* **EXERCISE TASK**
Look through the material below for "にチェックをいれてください". Copy every line that contains it.
::::
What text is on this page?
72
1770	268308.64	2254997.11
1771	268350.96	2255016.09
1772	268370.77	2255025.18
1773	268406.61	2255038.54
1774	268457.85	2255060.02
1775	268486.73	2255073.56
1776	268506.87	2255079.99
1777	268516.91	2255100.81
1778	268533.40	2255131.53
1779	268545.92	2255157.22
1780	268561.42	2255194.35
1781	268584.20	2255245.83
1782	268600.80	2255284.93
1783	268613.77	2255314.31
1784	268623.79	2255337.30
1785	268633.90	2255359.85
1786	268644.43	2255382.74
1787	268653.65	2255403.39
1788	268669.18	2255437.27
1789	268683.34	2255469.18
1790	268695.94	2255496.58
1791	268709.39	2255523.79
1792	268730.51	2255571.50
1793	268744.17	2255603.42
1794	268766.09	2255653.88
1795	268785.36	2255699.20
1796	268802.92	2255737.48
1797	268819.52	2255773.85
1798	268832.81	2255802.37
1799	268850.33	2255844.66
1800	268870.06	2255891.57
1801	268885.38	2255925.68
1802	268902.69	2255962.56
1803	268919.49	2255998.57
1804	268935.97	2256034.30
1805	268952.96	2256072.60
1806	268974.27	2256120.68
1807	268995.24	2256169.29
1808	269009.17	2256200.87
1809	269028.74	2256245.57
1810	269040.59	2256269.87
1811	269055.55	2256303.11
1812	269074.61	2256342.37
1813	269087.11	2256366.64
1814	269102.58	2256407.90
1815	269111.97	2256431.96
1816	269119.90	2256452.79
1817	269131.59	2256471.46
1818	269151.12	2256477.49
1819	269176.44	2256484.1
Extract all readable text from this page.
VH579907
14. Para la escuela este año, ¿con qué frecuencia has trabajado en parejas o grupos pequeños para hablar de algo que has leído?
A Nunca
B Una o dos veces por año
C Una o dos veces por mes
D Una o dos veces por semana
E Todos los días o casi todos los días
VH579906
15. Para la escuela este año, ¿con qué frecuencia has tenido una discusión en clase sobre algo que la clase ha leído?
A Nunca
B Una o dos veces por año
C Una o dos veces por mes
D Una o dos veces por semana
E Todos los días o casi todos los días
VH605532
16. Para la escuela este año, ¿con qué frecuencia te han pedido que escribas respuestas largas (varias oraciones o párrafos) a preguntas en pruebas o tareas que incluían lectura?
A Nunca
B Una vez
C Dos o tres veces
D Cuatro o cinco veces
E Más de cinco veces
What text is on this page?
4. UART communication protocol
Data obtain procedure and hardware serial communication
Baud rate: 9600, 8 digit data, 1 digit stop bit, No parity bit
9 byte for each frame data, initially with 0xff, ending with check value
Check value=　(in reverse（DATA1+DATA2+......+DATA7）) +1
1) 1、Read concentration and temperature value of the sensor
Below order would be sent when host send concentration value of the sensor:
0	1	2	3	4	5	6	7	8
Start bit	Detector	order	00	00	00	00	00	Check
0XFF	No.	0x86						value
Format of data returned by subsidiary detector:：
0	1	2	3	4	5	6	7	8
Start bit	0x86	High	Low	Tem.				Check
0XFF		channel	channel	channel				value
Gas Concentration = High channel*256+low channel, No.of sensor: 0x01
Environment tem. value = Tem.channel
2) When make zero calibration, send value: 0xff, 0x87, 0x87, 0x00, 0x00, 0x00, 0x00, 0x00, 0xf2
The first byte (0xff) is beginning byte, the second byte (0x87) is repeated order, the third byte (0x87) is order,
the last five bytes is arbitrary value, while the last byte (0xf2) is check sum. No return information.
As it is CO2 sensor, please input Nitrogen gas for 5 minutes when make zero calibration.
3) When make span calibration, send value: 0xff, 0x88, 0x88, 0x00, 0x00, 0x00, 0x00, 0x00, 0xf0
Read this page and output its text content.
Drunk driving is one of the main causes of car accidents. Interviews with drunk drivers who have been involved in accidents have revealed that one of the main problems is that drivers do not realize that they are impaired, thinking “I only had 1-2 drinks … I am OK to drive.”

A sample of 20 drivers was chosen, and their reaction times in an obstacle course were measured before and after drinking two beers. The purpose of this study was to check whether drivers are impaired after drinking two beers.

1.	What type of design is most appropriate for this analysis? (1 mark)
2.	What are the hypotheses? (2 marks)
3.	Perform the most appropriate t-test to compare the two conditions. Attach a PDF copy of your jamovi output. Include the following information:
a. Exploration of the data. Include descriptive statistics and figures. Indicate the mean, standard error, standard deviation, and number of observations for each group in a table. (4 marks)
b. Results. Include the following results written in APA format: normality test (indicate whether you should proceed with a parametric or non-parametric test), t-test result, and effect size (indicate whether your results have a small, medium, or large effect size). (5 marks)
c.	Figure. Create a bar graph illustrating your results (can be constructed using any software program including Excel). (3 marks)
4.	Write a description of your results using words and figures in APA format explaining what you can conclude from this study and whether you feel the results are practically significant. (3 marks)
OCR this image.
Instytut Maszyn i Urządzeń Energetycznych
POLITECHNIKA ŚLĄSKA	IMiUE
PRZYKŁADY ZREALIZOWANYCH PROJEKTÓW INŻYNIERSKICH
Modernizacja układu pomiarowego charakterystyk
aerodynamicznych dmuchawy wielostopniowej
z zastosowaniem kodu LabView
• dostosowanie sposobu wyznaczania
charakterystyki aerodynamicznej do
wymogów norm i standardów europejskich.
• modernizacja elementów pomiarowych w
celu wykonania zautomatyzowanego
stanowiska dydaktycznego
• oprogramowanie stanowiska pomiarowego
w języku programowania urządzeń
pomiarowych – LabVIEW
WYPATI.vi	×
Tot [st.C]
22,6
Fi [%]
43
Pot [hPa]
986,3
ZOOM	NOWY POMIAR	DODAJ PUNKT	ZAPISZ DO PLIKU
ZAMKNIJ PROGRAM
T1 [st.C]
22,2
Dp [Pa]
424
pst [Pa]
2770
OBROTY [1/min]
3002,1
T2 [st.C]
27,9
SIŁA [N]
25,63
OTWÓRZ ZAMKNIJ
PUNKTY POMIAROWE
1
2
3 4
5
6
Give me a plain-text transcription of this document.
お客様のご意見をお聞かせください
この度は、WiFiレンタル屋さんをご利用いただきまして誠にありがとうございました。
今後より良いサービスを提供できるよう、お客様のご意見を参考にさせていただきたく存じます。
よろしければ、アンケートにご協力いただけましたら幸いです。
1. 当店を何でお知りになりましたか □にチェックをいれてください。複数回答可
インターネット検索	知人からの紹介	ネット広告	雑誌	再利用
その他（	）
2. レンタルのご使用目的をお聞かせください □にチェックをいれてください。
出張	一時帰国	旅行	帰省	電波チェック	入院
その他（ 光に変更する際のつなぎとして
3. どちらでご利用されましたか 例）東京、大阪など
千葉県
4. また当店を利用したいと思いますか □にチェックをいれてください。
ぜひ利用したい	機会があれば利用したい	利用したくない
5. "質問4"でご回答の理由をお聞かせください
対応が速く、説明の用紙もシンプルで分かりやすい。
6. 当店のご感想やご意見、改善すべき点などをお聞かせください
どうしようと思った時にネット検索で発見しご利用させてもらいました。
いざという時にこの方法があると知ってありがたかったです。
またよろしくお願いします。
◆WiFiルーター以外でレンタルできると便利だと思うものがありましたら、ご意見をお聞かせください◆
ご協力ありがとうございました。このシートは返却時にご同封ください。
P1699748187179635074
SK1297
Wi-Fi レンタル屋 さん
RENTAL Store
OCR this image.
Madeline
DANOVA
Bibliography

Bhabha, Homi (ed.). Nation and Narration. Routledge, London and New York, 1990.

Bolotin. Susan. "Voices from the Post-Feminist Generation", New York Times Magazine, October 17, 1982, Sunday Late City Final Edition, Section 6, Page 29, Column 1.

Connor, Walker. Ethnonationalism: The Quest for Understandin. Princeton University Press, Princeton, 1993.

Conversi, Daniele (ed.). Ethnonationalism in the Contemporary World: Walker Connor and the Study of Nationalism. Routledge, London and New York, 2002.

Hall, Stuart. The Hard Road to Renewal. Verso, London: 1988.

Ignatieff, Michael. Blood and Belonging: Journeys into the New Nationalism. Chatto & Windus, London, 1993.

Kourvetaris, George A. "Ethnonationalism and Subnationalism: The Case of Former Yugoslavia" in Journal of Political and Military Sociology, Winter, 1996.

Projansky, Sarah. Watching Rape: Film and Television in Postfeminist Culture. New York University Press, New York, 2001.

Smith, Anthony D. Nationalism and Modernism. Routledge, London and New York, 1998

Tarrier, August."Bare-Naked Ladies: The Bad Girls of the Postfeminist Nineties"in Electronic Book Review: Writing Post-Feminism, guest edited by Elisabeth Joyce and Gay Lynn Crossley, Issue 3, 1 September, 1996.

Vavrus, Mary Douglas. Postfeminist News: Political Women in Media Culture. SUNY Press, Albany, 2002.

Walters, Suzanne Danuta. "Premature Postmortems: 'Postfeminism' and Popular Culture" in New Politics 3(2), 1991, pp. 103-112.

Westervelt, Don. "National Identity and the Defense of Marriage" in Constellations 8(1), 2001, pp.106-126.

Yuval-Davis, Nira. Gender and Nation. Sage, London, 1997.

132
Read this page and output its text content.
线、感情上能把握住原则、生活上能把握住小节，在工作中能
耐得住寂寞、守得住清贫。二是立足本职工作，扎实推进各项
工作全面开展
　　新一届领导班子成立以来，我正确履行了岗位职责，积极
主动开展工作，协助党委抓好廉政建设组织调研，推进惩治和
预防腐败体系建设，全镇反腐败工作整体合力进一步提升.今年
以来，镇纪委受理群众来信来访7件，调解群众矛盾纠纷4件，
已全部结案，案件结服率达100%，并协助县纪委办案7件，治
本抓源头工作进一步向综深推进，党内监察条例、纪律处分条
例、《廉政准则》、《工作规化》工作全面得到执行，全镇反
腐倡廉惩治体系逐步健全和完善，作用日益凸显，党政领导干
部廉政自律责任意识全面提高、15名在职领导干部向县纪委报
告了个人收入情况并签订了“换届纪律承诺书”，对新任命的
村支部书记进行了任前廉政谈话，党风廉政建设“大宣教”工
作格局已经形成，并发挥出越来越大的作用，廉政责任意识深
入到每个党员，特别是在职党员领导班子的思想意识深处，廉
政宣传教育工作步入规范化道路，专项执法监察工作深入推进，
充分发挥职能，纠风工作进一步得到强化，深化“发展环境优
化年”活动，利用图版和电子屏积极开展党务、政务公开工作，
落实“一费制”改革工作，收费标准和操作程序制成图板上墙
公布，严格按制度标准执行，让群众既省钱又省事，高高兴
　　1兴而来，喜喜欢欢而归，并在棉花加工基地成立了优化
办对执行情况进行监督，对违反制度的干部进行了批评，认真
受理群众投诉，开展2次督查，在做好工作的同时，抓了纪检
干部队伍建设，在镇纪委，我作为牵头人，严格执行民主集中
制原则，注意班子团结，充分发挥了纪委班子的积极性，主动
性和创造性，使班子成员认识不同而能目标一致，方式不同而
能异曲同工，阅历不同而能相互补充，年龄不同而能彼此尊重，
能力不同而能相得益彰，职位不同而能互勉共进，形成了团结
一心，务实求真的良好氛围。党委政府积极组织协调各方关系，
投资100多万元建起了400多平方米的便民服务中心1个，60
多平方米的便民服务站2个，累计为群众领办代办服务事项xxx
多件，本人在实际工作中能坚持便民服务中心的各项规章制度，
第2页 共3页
::::
* **FULL OUTPUT**
1. 当店を何でお知りになりましたか □にチェックをいれてください。複数回答可
2. レンタルのご使用目的をお聞かせください □にチェックをいれてください。
4. また当店を利用したいと思いますか □にチェックをいれてください。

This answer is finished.